┌─ EXERCISE INPUT

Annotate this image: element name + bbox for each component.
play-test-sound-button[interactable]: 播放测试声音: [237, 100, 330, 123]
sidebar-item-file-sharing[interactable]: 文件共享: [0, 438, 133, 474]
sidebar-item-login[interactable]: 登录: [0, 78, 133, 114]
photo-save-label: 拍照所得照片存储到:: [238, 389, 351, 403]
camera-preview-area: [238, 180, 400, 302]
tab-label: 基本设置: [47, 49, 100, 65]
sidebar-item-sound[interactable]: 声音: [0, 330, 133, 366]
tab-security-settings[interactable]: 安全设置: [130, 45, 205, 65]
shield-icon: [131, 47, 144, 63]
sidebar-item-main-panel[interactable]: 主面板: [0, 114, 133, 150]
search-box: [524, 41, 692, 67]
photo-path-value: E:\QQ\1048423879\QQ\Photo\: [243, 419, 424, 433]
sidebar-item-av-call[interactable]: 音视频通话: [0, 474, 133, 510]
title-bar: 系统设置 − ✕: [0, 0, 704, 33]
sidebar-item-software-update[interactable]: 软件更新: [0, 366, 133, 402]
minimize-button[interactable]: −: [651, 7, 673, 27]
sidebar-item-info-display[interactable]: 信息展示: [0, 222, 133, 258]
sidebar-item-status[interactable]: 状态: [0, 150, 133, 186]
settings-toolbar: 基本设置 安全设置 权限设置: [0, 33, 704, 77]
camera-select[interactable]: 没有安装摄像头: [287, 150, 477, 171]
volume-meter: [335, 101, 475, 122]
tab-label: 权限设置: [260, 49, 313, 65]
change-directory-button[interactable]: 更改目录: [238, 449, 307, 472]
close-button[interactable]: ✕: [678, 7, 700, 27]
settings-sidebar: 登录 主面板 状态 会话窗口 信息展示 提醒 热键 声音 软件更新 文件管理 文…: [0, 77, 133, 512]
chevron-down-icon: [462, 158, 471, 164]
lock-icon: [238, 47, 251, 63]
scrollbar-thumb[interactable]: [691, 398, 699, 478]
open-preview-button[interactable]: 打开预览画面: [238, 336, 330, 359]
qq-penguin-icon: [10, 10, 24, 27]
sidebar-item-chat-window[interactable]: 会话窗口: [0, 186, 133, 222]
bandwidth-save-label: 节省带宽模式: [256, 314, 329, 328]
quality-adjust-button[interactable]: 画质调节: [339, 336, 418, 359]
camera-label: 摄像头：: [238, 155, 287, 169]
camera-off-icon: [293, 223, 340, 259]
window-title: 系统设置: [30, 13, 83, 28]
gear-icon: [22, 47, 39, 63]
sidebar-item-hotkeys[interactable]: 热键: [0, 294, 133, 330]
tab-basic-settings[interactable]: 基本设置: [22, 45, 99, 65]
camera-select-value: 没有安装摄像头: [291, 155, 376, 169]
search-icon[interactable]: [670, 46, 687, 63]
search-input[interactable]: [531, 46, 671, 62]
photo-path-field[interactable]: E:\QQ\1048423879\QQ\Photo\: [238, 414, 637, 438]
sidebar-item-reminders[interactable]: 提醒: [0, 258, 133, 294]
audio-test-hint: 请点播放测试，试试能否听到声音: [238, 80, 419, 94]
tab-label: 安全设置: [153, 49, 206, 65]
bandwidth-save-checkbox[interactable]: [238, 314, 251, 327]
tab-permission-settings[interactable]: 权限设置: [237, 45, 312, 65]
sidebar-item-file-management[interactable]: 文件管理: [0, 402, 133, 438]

└─

__JOB__
Turn the part of the material that runs from its first line through the line containing "quality-adjust-button[interactable]: 画质调节: [339, 336, 418, 359]" into a numbered list, leaving out any blank lines.

__THE SOLUTION__
1. Annotate this image: element name + bbox for each component.
2. play-test-sound-button[interactable]: 播放测试声音: [237, 100, 330, 123]
3. sidebar-item-file-sharing[interactable]: 文件共享: [0, 438, 133, 474]
4. sidebar-item-login[interactable]: 登录: [0, 78, 133, 114]
5. photo-save-label: 拍照所得照片存储到:: [238, 389, 351, 403]
6. camera-preview-area: [238, 180, 400, 302]
7. tab-label: 基本设置: [47, 49, 100, 65]
8. sidebar-item-sound[interactable]: 声音: [0, 330, 133, 366]
9. tab-security-settings[interactable]: 安全设置: [130, 45, 205, 65]
10. shield-icon: [131, 47, 144, 63]
11. sidebar-item-main-panel[interactable]: 主面板: [0, 114, 133, 150]
12. search-box: [524, 41, 692, 67]
13. photo-path-value: E:\QQ\1048423879\QQ\Photo\: [243, 419, 424, 433]
14. sidebar-item-av-call[interactable]: 音视频通话: [0, 474, 133, 510]
15. title-bar: 系统设置 − ✕: [0, 0, 704, 33]
16. sidebar-item-software-update[interactable]: 软件更新: [0, 366, 133, 402]
17. minimize-button[interactable]: −: [651, 7, 673, 27]
18. sidebar-item-info-display[interactable]: 信息展示: [0, 222, 133, 258]
19. sidebar-item-status[interactable]: 状态: [0, 150, 133, 186]
20. settings-toolbar: 基本设置 安全设置 权限设置: [0, 33, 704, 77]
21. camera-select[interactable]: 没有安装摄像头: [287, 150, 477, 171]
22. volume-meter: [335, 101, 475, 122]
23. tab-label: 权限设置: [260, 49, 313, 65]
24. change-directory-button[interactable]: 更改目录: [238, 449, 307, 472]
25. close-button[interactable]: ✕: [678, 7, 700, 27]
26. settings-sidebar: 登录 主面板 状态 会话窗口 信息展示 提醒 热键 声音 软件更新 文件管理 文…: [0, 77, 133, 512]
27. chevron-down-icon: [462, 158, 471, 164]
28. lock-icon: [238, 47, 251, 63]
29. scrollbar-thumb[interactable]: [691, 398, 699, 478]
30. open-preview-button[interactable]: 打开预览画面: [238, 336, 330, 359]
31. qq-penguin-icon: [10, 10, 24, 27]
32. sidebar-item-chat-window[interactable]: 会话窗口: [0, 186, 133, 222]
33. bandwidth-save-label: 节省带宽模式: [256, 314, 329, 328]
34. quality-adjust-button[interactable]: 画质调节: [339, 336, 418, 359]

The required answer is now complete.